Problem. Determine the number of lines in the listing below where the string "this" occurs; answer with the number alone.
'''
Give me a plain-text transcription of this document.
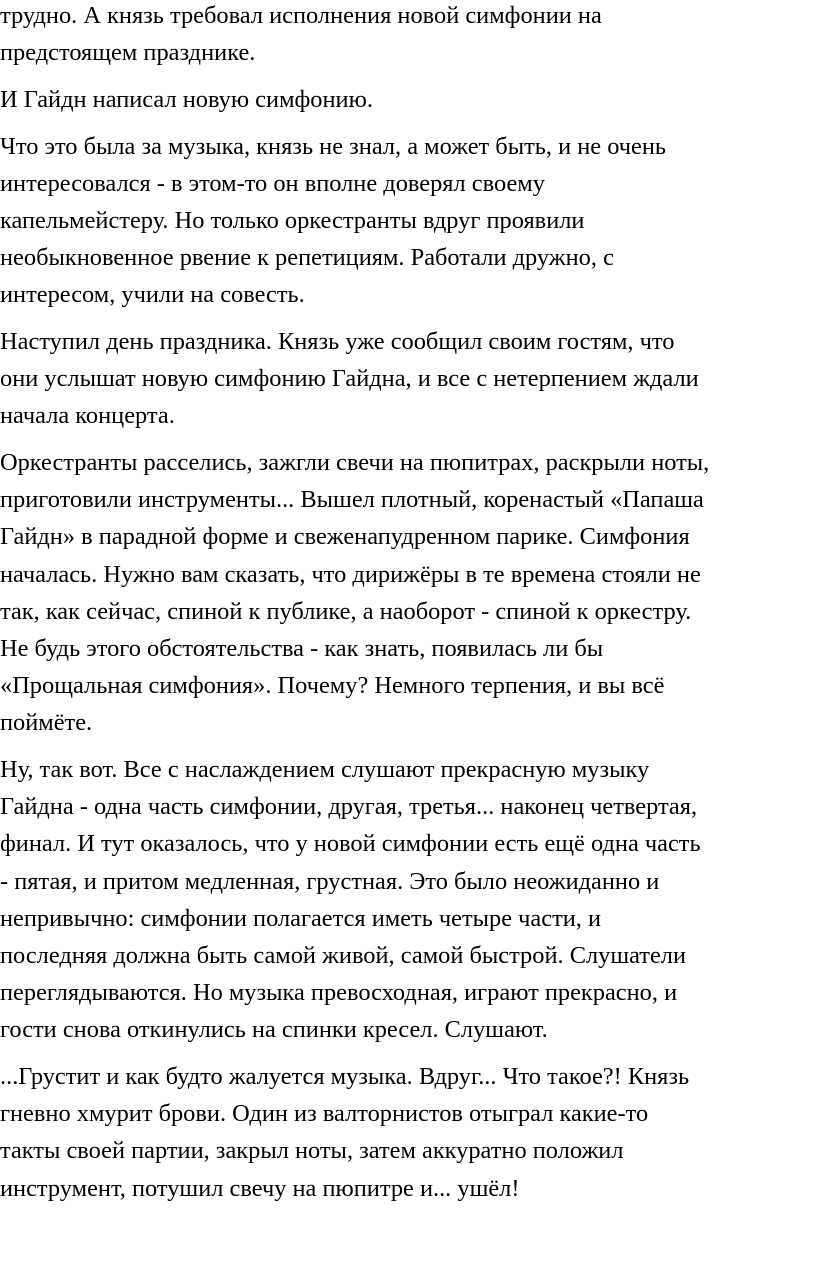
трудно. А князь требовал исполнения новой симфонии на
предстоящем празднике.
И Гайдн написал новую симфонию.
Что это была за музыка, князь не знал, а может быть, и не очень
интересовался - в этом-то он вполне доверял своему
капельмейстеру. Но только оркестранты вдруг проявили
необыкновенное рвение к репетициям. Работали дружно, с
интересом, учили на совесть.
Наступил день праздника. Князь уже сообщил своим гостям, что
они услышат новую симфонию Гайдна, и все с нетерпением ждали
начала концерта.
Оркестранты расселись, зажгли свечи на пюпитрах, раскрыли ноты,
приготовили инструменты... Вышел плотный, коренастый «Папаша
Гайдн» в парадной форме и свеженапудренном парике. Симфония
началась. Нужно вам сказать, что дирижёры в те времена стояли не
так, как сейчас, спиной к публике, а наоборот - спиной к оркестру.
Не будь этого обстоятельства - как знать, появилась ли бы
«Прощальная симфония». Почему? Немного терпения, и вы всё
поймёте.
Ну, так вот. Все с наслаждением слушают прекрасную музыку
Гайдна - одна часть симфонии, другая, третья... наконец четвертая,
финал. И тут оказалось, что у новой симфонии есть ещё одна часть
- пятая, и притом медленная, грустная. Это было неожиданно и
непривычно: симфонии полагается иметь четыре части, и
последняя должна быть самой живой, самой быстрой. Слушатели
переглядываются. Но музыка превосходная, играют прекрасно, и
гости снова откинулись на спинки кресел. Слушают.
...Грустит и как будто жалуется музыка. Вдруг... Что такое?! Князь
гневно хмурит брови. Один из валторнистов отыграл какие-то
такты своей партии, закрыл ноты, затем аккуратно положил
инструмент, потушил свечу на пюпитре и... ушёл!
'''
'''
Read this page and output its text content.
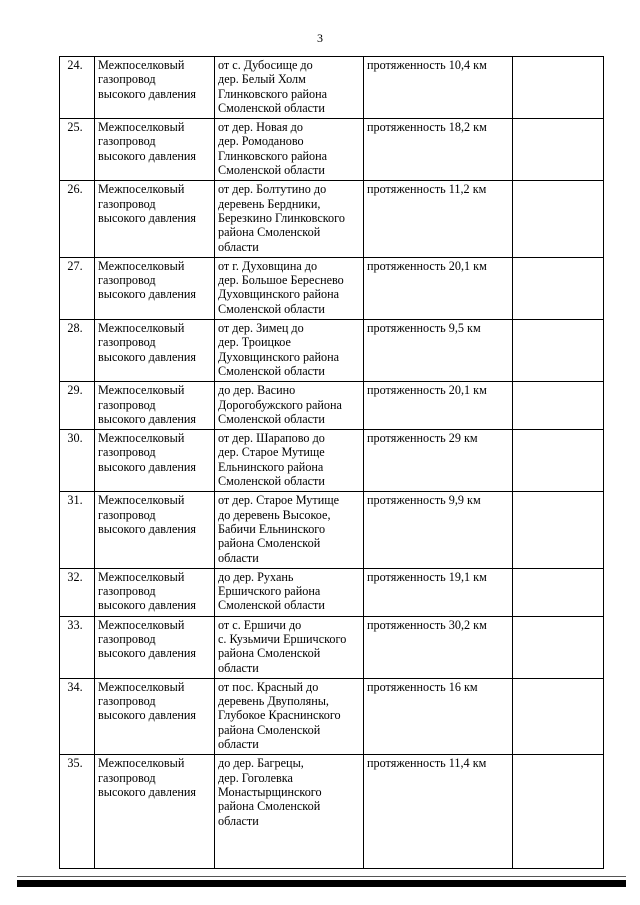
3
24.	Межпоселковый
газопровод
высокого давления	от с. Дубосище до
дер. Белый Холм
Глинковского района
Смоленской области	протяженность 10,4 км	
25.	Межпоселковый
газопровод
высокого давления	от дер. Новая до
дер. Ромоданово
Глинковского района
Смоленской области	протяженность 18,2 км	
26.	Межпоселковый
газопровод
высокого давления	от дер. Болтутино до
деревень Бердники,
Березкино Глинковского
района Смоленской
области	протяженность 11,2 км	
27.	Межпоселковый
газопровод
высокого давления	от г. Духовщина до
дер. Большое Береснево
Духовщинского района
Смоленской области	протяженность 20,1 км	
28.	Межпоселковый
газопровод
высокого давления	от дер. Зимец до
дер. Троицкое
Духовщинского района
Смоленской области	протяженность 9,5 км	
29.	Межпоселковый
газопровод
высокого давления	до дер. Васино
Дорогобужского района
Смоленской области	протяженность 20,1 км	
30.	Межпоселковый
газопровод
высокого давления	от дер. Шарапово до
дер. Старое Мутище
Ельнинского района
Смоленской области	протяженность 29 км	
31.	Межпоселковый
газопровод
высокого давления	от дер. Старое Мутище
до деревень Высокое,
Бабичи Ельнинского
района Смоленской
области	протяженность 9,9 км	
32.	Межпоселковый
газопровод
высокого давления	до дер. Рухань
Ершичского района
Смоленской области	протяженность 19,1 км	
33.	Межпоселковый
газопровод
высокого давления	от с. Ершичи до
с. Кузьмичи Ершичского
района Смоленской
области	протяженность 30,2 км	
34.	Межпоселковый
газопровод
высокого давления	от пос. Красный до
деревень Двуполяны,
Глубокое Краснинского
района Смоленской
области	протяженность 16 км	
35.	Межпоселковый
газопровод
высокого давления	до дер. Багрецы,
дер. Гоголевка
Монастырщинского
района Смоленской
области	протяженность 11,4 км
'''
Full response. 2